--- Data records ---
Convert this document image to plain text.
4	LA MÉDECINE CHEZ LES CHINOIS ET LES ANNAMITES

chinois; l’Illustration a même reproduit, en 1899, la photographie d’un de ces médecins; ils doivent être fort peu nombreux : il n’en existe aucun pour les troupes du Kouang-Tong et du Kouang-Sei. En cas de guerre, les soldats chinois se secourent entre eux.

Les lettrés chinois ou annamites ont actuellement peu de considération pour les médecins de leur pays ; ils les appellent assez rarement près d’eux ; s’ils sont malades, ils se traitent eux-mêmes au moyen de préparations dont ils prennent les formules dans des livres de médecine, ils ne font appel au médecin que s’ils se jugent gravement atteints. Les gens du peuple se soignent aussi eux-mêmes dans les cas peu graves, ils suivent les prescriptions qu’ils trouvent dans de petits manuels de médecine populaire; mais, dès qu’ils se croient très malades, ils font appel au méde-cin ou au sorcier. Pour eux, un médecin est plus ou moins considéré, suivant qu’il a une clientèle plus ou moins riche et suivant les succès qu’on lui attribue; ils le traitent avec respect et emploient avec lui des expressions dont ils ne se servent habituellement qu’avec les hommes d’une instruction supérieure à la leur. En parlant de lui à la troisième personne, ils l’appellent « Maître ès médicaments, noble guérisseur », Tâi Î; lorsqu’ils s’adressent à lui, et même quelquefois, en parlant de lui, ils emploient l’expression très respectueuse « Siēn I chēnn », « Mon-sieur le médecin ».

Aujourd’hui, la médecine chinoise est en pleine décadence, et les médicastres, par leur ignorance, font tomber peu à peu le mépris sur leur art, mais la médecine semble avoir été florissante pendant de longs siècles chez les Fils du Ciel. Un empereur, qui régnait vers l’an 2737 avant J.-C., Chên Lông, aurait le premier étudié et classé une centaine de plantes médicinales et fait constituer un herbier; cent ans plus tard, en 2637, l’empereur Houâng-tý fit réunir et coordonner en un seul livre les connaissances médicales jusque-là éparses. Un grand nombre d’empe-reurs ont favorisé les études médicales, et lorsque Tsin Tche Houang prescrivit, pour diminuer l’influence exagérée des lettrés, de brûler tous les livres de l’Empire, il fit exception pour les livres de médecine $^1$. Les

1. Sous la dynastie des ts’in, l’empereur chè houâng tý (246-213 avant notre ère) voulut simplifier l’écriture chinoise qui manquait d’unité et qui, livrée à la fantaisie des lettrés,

--- REQUEST ---
Output every line above without altering anything.

--- TASK ANSWER ---
Convert this document image to plain text.
4	LA MÉDECINE CHEZ LES CHINOIS ET LES ANNAMITES

chinois; l’Illustration a même reproduit, en 1899, la photographie d’un de ces médecins; ils doivent être fort peu nombreux : il n’en existe aucun pour les troupes du Kouang-Tong et du Kouang-Sei. En cas de guerre, les soldats chinois se secourent entre eux.

Les lettrés chinois ou annamites ont actuellement peu de considération pour les médecins de leur pays ; ils les appellent assez rarement près d’eux ; s’ils sont malades, ils se traitent eux-mêmes au moyen de préparations dont ils prennent les formules dans des livres de médecine, ils ne font appel au médecin que s’ils se jugent gravement atteints. Les gens du peuple se soignent aussi eux-mêmes dans les cas peu graves, ils suivent les prescriptions qu’ils trouvent dans de petits manuels de médecine populaire; mais, dès qu’ils se croient très malades, ils font appel au méde-cin ou au sorcier. Pour eux, un médecin est plus ou moins considéré, suivant qu’il a une clientèle plus ou moins riche et suivant les succès qu’on lui attribue; ils le traitent avec respect et emploient avec lui des expressions dont ils ne se servent habituellement qu’avec les hommes d’une instruction supérieure à la leur. En parlant de lui à la troisième personne, ils l’appellent « Maître ès médicaments, noble guérisseur », Tâi Î; lorsqu’ils s’adressent à lui, et même quelquefois, en parlant de lui, ils emploient l’expression très respectueuse « Siēn I chēnn », « Mon-sieur le médecin ».

Aujourd’hui, la médecine chinoise est en pleine décadence, et les médicastres, par leur ignorance, font tomber peu à peu le mépris sur leur art, mais la médecine semble avoir été florissante pendant de longs siècles chez les Fils du Ciel. Un empereur, qui régnait vers l’an 2737 avant J.-C., Chên Lông, aurait le premier étudié et classé une centaine de plantes médicinales et fait constituer un herbier; cent ans plus tard, en 2637, l’empereur Houâng-tý fit réunir et coordonner en un seul livre les connaissances médicales jusque-là éparses. Un grand nombre d’empe-reurs ont favorisé les études médicales, et lorsque Tsin Tche Houang prescrivit, pour diminuer l’influence exagérée des lettrés, de brûler tous les livres de l’Empire, il fit exception pour les livres de médecine $^1$. Les

1. Sous la dynastie des ts’in, l’empereur chè houâng tý (246-213 avant notre ère) voulut simplifier l’écriture chinoise qui manquait d’unité et qui, livrée à la fantaisie des lettrés,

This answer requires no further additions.